## Start Records to use
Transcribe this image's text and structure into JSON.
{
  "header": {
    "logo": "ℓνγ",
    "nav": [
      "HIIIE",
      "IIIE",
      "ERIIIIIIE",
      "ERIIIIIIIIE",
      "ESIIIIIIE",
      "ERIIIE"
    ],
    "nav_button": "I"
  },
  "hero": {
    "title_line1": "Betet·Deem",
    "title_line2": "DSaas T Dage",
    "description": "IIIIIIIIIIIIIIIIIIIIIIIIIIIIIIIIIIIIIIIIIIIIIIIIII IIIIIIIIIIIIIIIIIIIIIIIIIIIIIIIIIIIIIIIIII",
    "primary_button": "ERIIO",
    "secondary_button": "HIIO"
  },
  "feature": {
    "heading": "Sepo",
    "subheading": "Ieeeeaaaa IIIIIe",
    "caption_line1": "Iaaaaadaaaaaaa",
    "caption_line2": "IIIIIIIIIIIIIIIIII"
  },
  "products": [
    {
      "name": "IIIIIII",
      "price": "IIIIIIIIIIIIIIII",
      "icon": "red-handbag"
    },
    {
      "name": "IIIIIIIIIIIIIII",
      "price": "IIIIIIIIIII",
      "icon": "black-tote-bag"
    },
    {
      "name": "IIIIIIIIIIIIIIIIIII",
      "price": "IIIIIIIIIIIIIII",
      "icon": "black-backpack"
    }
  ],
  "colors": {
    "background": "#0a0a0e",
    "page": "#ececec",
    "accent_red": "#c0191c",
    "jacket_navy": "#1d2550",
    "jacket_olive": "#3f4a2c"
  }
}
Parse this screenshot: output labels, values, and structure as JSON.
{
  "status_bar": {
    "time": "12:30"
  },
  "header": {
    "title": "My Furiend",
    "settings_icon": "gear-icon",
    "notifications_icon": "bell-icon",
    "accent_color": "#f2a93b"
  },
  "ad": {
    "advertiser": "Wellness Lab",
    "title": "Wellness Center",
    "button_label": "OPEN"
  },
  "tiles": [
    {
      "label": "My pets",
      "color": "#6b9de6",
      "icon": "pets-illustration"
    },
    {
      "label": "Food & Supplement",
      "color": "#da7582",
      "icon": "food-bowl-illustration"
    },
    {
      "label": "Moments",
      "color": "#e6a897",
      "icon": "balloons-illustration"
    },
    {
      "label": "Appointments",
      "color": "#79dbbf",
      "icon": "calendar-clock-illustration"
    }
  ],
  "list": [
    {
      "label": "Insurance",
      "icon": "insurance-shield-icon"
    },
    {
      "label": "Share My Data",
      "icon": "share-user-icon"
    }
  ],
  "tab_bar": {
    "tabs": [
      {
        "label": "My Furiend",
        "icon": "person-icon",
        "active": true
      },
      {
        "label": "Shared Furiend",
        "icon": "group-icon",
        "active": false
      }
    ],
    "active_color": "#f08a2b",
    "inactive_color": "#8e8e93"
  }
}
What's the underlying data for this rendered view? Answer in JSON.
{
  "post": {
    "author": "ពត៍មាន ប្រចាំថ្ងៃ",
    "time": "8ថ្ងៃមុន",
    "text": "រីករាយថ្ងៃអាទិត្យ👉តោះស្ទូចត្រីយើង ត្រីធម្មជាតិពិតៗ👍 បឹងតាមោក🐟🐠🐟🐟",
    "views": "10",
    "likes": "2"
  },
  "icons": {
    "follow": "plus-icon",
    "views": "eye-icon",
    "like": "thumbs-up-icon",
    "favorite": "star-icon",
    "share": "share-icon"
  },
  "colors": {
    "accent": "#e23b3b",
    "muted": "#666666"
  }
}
## End Records to use
Your goal:
Collect every line with the string "Wellness" from the records, and copy each.

Problem solution:
    "advertiser": "Wellness Lab",
    "title": "Wellness Center",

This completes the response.